## What this task involves:
Retype the complete listing exactly as it appears.

## Dataset records:
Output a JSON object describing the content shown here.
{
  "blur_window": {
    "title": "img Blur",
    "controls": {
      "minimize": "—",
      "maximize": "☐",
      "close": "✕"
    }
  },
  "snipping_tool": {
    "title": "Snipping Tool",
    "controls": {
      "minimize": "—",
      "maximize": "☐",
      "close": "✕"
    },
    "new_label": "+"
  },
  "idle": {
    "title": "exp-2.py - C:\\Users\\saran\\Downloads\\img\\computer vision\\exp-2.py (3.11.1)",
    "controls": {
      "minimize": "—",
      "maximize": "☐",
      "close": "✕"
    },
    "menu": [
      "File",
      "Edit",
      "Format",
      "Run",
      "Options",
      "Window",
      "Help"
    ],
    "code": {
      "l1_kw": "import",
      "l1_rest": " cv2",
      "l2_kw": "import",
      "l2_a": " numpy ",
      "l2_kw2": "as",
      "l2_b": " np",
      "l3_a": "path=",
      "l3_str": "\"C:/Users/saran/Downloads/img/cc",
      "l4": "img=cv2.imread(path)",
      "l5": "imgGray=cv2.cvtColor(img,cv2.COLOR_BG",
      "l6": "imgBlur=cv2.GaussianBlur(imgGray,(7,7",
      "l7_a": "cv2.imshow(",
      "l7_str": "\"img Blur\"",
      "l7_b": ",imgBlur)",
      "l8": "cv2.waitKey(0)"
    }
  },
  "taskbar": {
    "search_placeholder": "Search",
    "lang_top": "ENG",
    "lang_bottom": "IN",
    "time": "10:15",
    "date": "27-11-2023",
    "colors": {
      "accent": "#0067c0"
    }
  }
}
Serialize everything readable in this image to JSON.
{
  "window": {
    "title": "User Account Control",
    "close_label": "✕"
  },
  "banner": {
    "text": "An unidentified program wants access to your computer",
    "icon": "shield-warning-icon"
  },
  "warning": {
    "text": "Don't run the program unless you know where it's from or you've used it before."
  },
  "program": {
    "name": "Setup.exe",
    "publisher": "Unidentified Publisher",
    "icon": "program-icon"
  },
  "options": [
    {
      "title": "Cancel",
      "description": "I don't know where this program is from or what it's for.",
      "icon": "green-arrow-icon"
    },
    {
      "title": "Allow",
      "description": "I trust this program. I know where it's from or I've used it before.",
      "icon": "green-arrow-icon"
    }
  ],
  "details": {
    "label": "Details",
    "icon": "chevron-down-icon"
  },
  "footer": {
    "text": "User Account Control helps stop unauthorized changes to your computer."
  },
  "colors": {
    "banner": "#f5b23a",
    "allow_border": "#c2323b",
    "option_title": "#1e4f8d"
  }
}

## Correct result:
Output a JSON object describing the content shown here.
{
  "blur_window": {
    "title": "img Blur",
    "controls": {
      "minimize": "—",
      "maximize": "☐",
      "close": "✕"
    }
  },
  "snipping_tool": {
    "title": "Snipping Tool",
    "controls": {
      "minimize": "—",
      "maximize": "☐",
      "close": "✕"
    },
    "new_label": "+"
  },
  "idle": {
    "title": "exp-2.py - C:\\Users\\saran\\Downloads\\img\\computer vision\\exp-2.py (3.11.1)",
    "controls": {
      "minimize": "—",
      "maximize": "☐",
      "close": "✕"
    },
    "menu": [
      "File",
      "Edit",
      "Format",
      "Run",
      "Options",
      "Window",
      "Help"
    ],
    "code": {
      "l1_kw": "import",
      "l1_rest": " cv2",
      "l2_kw": "import",
      "l2_a": " numpy ",
      "l2_kw2": "as",
      "l2_b": " np",
      "l3_a": "path=",
      "l3_str": "\"C:/Users/saran/Downloads/img/cc",
      "l4": "img=cv2.imread(path)",
      "l5": "imgGray=cv2.cvtColor(img,cv2.COLOR_BG",
      "l6": "imgBlur=cv2.GaussianBlur(imgGray,(7,7",
      "l7_a": "cv2.imshow(",
      "l7_str": "\"img Blur\"",
      "l7_b": ",imgBlur)",
      "l8": "cv2.waitKey(0)"
    }
  },
  "taskbar": {
    "search_placeholder": "Search",
    "lang_top": "ENG",
    "lang_bottom": "IN",
    "time": "10:15",
    "date": "27-11-2023",
    "colors": {
      "accent": "#0067c0"
    }
  }
}
Serialize everything readable in this image to JSON.
{
  "window": {
    "title": "User Account Control",
    "close_label": "✕"
  },
  "banner": {
    "text": "An unidentified program wants access to your computer",
    "icon": "shield-warning-icon"
  },
  "warning": {
    "text": "Don't run the program unless you know where it's from or you've used it before."
  },
  "program": {
    "name": "Setup.exe",
    "publisher": "Unidentified Publisher",
    "icon": "program-icon"
  },
  "options": [
    {
      "title": "Cancel",
      "description": "I don't know where this program is from or what it's for.",
      "icon": "green-arrow-icon"
    },
    {
      "title": "Allow",
      "description": "I trust this program. I know where it's from or I've used it before.",
      "icon": "green-arrow-icon"
    }
  ],
  "details": {
    "label": "Details",
    "icon": "chevron-down-icon"
  },
  "footer": {
    "text": "User Account Control helps stop unauthorized changes to your computer."
  },
  "colors": {
    "banner": "#f5b23a",
    "allow_border": "#c2323b",
    "option_title": "#1e4f8d"
  }
}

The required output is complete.